-------- Raw data --------
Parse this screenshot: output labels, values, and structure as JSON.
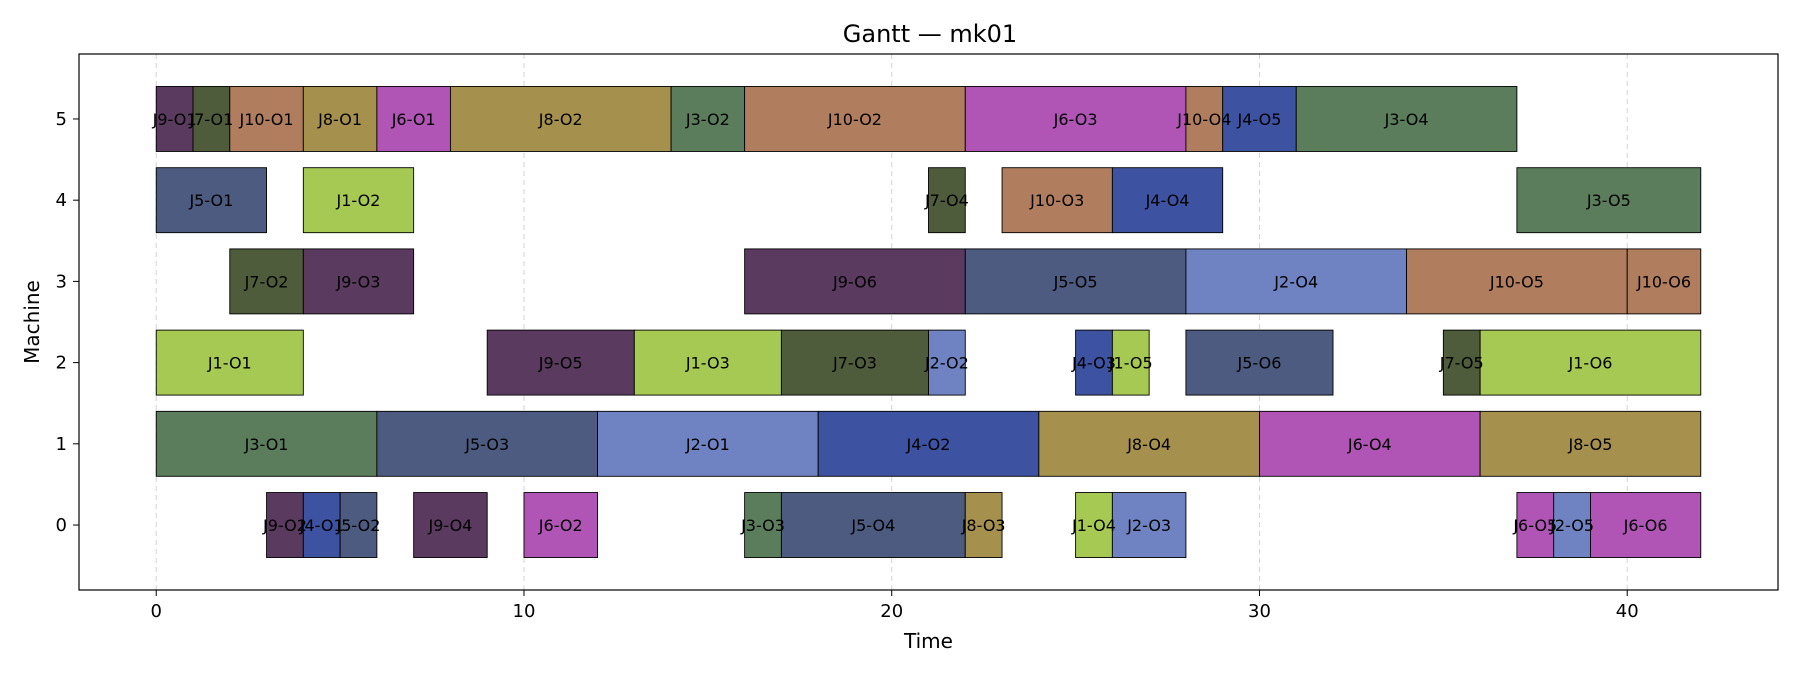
{
  "chart_data": {
    "type": "gantt",
    "title": "Gantt — mk01",
    "xlabel": "Time",
    "ylabel": "Machine",
    "xlim": [
      -2.1,
      44.1
    ],
    "ylim": [
      -0.8,
      5.8
    ],
    "xticks": [
      0,
      10,
      20,
      30,
      40
    ],
    "yticks": [
      0,
      1,
      2,
      3,
      4,
      5
    ],
    "grid": "vertical dashed at x ticks",
    "job_colors": {
      "J1": "#a6c954",
      "J2": "#6f83c2",
      "J3": "#5b7d5b",
      "J4": "#3d52a0",
      "J5": "#4d5b80",
      "J6": "#b055b5",
      "J7": "#4f5c3b",
      "J8": "#a6904e",
      "J9": "#5a3b5f",
      "J10": "#b07e5f"
    },
    "operations": [
      {
        "machine": 5,
        "start": 0,
        "end": 1,
        "job": "J9",
        "label": "J9-O1"
      },
      {
        "machine": 5,
        "start": 1,
        "end": 2,
        "job": "J7",
        "label": "J7-O1"
      },
      {
        "machine": 5,
        "start": 2,
        "end": 4,
        "job": "J10",
        "label": "J10-O1"
      },
      {
        "machine": 5,
        "start": 4,
        "end": 6,
        "job": "J8",
        "label": "J8-O1"
      },
      {
        "machine": 5,
        "start": 6,
        "end": 8,
        "job": "J6",
        "label": "J6-O1"
      },
      {
        "machine": 5,
        "start": 8,
        "end": 14,
        "job": "J8",
        "label": "J8-O2"
      },
      {
        "machine": 5,
        "start": 14,
        "end": 16,
        "job": "J3",
        "label": "J3-O2"
      },
      {
        "machine": 5,
        "start": 16,
        "end": 22,
        "job": "J10",
        "label": "J10-O2"
      },
      {
        "machine": 5,
        "start": 22,
        "end": 28,
        "job": "J6",
        "label": "J6-O3"
      },
      {
        "machine": 5,
        "start": 28,
        "end": 29,
        "job": "J10",
        "label": "J10-O4"
      },
      {
        "machine": 5,
        "start": 29,
        "end": 31,
        "job": "J4",
        "label": "J4-O5"
      },
      {
        "machine": 5,
        "start": 31,
        "end": 37,
        "job": "J3",
        "label": "J3-O4"
      },
      {
        "machine": 4,
        "start": 0,
        "end": 3,
        "job": "J5",
        "label": "J5-O1"
      },
      {
        "machine": 4,
        "start": 4,
        "end": 7,
        "job": "J1",
        "label": "J1-O2"
      },
      {
        "machine": 4,
        "start": 21,
        "end": 22,
        "job": "J7",
        "label": "J7-O4"
      },
      {
        "machine": 4,
        "start": 23,
        "end": 26,
        "job": "J10",
        "label": "J10-O3"
      },
      {
        "machine": 4,
        "start": 26,
        "end": 29,
        "job": "J4",
        "label": "J4-O4"
      },
      {
        "machine": 4,
        "start": 37,
        "end": 42,
        "job": "J3",
        "label": "J3-O5"
      },
      {
        "machine": 3,
        "start": 2,
        "end": 4,
        "job": "J7",
        "label": "J7-O2"
      },
      {
        "machine": 3,
        "start": 4,
        "end": 7,
        "job": "J9",
        "label": "J9-O3"
      },
      {
        "machine": 3,
        "start": 16,
        "end": 22,
        "job": "J9",
        "label": "J9-O6"
      },
      {
        "machine": 3,
        "start": 22,
        "end": 28,
        "job": "J5",
        "label": "J5-O5"
      },
      {
        "machine": 3,
        "start": 28,
        "end": 34,
        "job": "J2",
        "label": "J2-O4"
      },
      {
        "machine": 3,
        "start": 34,
        "end": 40,
        "job": "J10",
        "label": "J10-O5"
      },
      {
        "machine": 3,
        "start": 40,
        "end": 42,
        "job": "J10",
        "label": "J10-O6"
      },
      {
        "machine": 2,
        "start": 0,
        "end": 4,
        "job": "J1",
        "label": "J1-O1"
      },
      {
        "machine": 2,
        "start": 9,
        "end": 13,
        "job": "J9",
        "label": "J9-O5"
      },
      {
        "machine": 2,
        "start": 13,
        "end": 17,
        "job": "J1",
        "label": "J1-O3"
      },
      {
        "machine": 2,
        "start": 17,
        "end": 21,
        "job": "J7",
        "label": "J7-O3"
      },
      {
        "machine": 2,
        "start": 21,
        "end": 22,
        "job": "J2",
        "label": "J2-O2"
      },
      {
        "machine": 2,
        "start": 25,
        "end": 26,
        "job": "J4",
        "label": "J4-O3"
      },
      {
        "machine": 2,
        "start": 26,
        "end": 27,
        "job": "J1",
        "label": "J1-O5"
      },
      {
        "machine": 2,
        "start": 28,
        "end": 32,
        "job": "J5",
        "label": "J5-O6"
      },
      {
        "machine": 2,
        "start": 35,
        "end": 36,
        "job": "J7",
        "label": "J7-O5"
      },
      {
        "machine": 2,
        "start": 36,
        "end": 42,
        "job": "J1",
        "label": "J1-O6"
      },
      {
        "machine": 1,
        "start": 0,
        "end": 6,
        "job": "J3",
        "label": "J3-O1"
      },
      {
        "machine": 1,
        "start": 6,
        "end": 12,
        "job": "J5",
        "label": "J5-O3"
      },
      {
        "machine": 1,
        "start": 12,
        "end": 18,
        "job": "J2",
        "label": "J2-O1"
      },
      {
        "machine": 1,
        "start": 18,
        "end": 24,
        "job": "J4",
        "label": "J4-O2"
      },
      {
        "machine": 1,
        "start": 24,
        "end": 30,
        "job": "J8",
        "label": "J8-O4"
      },
      {
        "machine": 1,
        "start": 30,
        "end": 36,
        "job": "J6",
        "label": "J6-O4"
      },
      {
        "machine": 1,
        "start": 36,
        "end": 42,
        "job": "J8",
        "label": "J8-O5"
      },
      {
        "machine": 0,
        "start": 3,
        "end": 4,
        "job": "J9",
        "label": "J9-O2"
      },
      {
        "machine": 0,
        "start": 4,
        "end": 5,
        "job": "J4",
        "label": "J4-O1"
      },
      {
        "machine": 0,
        "start": 5,
        "end": 6,
        "job": "J5",
        "label": "J5-O2"
      },
      {
        "machine": 0,
        "start": 7,
        "end": 9,
        "job": "J9",
        "label": "J9-O4"
      },
      {
        "machine": 0,
        "start": 10,
        "end": 12,
        "job": "J6",
        "label": "J6-O2"
      },
      {
        "machine": 0,
        "start": 16,
        "end": 17,
        "job": "J3",
        "label": "J3-O3"
      },
      {
        "machine": 0,
        "start": 17,
        "end": 22,
        "job": "J5",
        "label": "J5-O4"
      },
      {
        "machine": 0,
        "start": 22,
        "end": 23,
        "job": "J8",
        "label": "J8-O3"
      },
      {
        "machine": 0,
        "start": 25,
        "end": 26,
        "job": "J1",
        "label": "J1-O4"
      },
      {
        "machine": 0,
        "start": 26,
        "end": 28,
        "job": "J2",
        "label": "J2-O3"
      },
      {
        "machine": 0,
        "start": 37,
        "end": 38,
        "job": "J6",
        "label": "J6-O5"
      },
      {
        "machine": 0,
        "start": 38,
        "end": 39,
        "job": "J2",
        "label": "J2-O5"
      },
      {
        "machine": 0,
        "start": 39,
        "end": 42,
        "job": "J6",
        "label": "J6-O6"
      }
    ]
  }
}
--------
- [What the task asks]: Return the full material word for word. Do not include the pictures.

- [Response to the exercise]:
Parse this screenshot: output labels, values, and structure as JSON.
{
  "chart_data": {
    "type": "gantt",
    "title": "Gantt — mk01",
    "xlabel": "Time",
    "ylabel": "Machine",
    "xlim": [
      -2.1,
      44.1
    ],
    "ylim": [
      -0.8,
      5.8
    ],
    "xticks": [
      0,
      10,
      20,
      30,
      40
    ],
    "yticks": [
      0,
      1,
      2,
      3,
      4,
      5
    ],
    "grid": "vertical dashed at x ticks",
    "job_colors": {
      "J1": "#a6c954",
      "J2": "#6f83c2",
      "J3": "#5b7d5b",
      "J4": "#3d52a0",
      "J5": "#4d5b80",
      "J6": "#b055b5",
      "J7": "#4f5c3b",
      "J8": "#a6904e",
      "J9": "#5a3b5f",
      "J10": "#b07e5f"
    },
    "operations": [
      {
        "machine": 5,
        "start": 0,
        "end": 1,
        "job": "J9",
        "label": "J9-O1"
      },
      {
        "machine": 5,
        "start": 1,
        "end": 2,
        "job": "J7",
        "label": "J7-O1"
      },
      {
        "machine": 5,
        "start": 2,
        "end": 4,
        "job": "J10",
        "label": "J10-O1"
      },
      {
        "machine": 5,
        "start": 4,
        "end": 6,
        "job": "J8",
        "label": "J8-O1"
      },
      {
        "machine": 5,
        "start": 6,
        "end": 8,
        "job": "J6",
        "label": "J6-O1"
      },
      {
        "machine": 5,
        "start": 8,
        "end": 14,
        "job": "J8",
        "label": "J8-O2"
      },
      {
        "machine": 5,
        "start": 14,
        "end": 16,
        "job": "J3",
        "label": "J3-O2"
      },
      {
        "machine": 5,
        "start": 16,
        "end": 22,
        "job": "J10",
        "label": "J10-O2"
      },
      {
        "machine": 5,
        "start": 22,
        "end": 28,
        "job": "J6",
        "label": "J6-O3"
      },
      {
        "machine": 5,
        "start": 28,
        "end": 29,
        "job": "J10",
        "label": "J10-O4"
      },
      {
        "machine": 5,
        "start": 29,
        "end": 31,
        "job": "J4",
        "label": "J4-O5"
      },
      {
        "machine": 5,
        "start": 31,
        "end": 37,
        "job": "J3",
        "label": "J3-O4"
      },
      {
        "machine": 4,
        "start": 0,
        "end": 3,
        "job": "J5",
        "label": "J5-O1"
      },
      {
        "machine": 4,
        "start": 4,
        "end": 7,
        "job": "J1",
        "label": "J1-O2"
      },
      {
        "machine": 4,
        "start": 21,
        "end": 22,
        "job": "J7",
        "label": "J7-O4"
      },
      {
        "machine": 4,
        "start": 23,
        "end": 26,
        "job": "J10",
        "label": "J10-O3"
      },
      {
        "machine": 4,
        "start": 26,
        "end": 29,
        "job": "J4",
        "label": "J4-O4"
      },
      {
        "machine": 4,
        "start": 37,
        "end": 42,
        "job": "J3",
        "label": "J3-O5"
      },
      {
        "machine": 3,
        "start": 2,
        "end": 4,
        "job": "J7",
        "label": "J7-O2"
      },
      {
        "machine": 3,
        "start": 4,
        "end": 7,
        "job": "J9",
        "label": "J9-O3"
      },
      {
        "machine": 3,
        "start": 16,
        "end": 22,
        "job": "J9",
        "label": "J9-O6"
      },
      {
        "machine": 3,
        "start": 22,
        "end": 28,
        "job": "J5",
        "label": "J5-O5"
      },
      {
        "machine": 3,
        "start": 28,
        "end": 34,
        "job": "J2",
        "label": "J2-O4"
      },
      {
        "machine": 3,
        "start": 34,
        "end": 40,
        "job": "J10",
        "label": "J10-O5"
      },
      {
        "machine": 3,
        "start": 40,
        "end": 42,
        "job": "J10",
        "label": "J10-O6"
      },
      {
        "machine": 2,
        "start": 0,
        "end": 4,
        "job": "J1",
        "label": "J1-O1"
      },
      {
        "machine": 2,
        "start": 9,
        "end": 13,
        "job": "J9",
        "label": "J9-O5"
      },
      {
        "machine": 2,
        "start": 13,
        "end": 17,
        "job": "J1",
        "label": "J1-O3"
      },
      {
        "machine": 2,
        "start": 17,
        "end": 21,
        "job": "J7",
        "label": "J7-O3"
      },
      {
        "machine": 2,
        "start": 21,
        "end": 22,
        "job": "J2",
        "label": "J2-O2"
      },
      {
        "machine": 2,
        "start": 25,
        "end": 26,
        "job": "J4",
        "label": "J4-O3"
      },
      {
        "machine": 2,
        "start": 26,
        "end": 27,
        "job": "J1",
        "label": "J1-O5"
      },
      {
        "machine": 2,
        "start": 28,
        "end": 32,
        "job": "J5",
        "label": "J5-O6"
      },
      {
        "machine": 2,
        "start": 35,
        "end": 36,
        "job": "J7",
        "label": "J7-O5"
      },
      {
        "machine": 2,
        "start": 36,
        "end": 42,
        "job": "J1",
        "label": "J1-O6"
      },
      {
        "machine": 1,
        "start": 0,
        "end": 6,
        "job": "J3",
        "label": "J3-O1"
      },
      {
        "machine": 1,
        "start": 6,
        "end": 12,
        "job": "J5",
        "label": "J5-O3"
      },
      {
        "machine": 1,
        "start": 12,
        "end": 18,
        "job": "J2",
        "label": "J2-O1"
      },
      {
        "machine": 1,
        "start": 18,
        "end": 24,
        "job": "J4",
        "label": "J4-O2"
      },
      {
        "machine": 1,
        "start": 24,
        "end": 30,
        "job": "J8",
        "label": "J8-O4"
      },
      {
        "machine": 1,
        "start": 30,
        "end": 36,
        "job": "J6",
        "label": "J6-O4"
      },
      {
        "machine": 1,
        "start": 36,
        "end": 42,
        "job": "J8",
        "label": "J8-O5"
      },
      {
        "machine": 0,
        "start": 3,
        "end": 4,
        "job": "J9",
        "label": "J9-O2"
      },
      {
        "machine": 0,
        "start": 4,
        "end": 5,
        "job": "J4",
        "label": "J4-O1"
      },
      {
        "machine": 0,
        "start": 5,
        "end": 6,
        "job": "J5",
        "label": "J5-O2"
      },
      {
        "machine": 0,
        "start": 7,
        "end": 9,
        "job": "J9",
        "label": "J9-O4"
      },
      {
        "machine": 0,
        "start": 10,
        "end": 12,
        "job": "J6",
        "label": "J6-O2"
      },
      {
        "machine": 0,
        "start": 16,
        "end": 17,
        "job": "J3",
        "label": "J3-O3"
      },
      {
        "machine": 0,
        "start": 17,
        "end": 22,
        "job": "J5",
        "label": "J5-O4"
      },
      {
        "machine": 0,
        "start": 22,
        "end": 23,
        "job": "J8",
        "label": "J8-O3"
      },
      {
        "machine": 0,
        "start": 25,
        "end": 26,
        "job": "J1",
        "label": "J1-O4"
      },
      {
        "machine": 0,
        "start": 26,
        "end": 28,
        "job": "J2",
        "label": "J2-O3"
      },
      {
        "machine": 0,
        "start": 37,
        "end": 38,
        "job": "J6",
        "label": "J6-O5"
      },
      {
        "machine": 0,
        "start": 38,
        "end": 39,
        "job": "J2",
        "label": "J2-O5"
      },
      {
        "machine": 0,
        "start": 39,
        "end": 42,
        "job": "J6",
        "label": "J6-O6"
      }
    ]
  }
}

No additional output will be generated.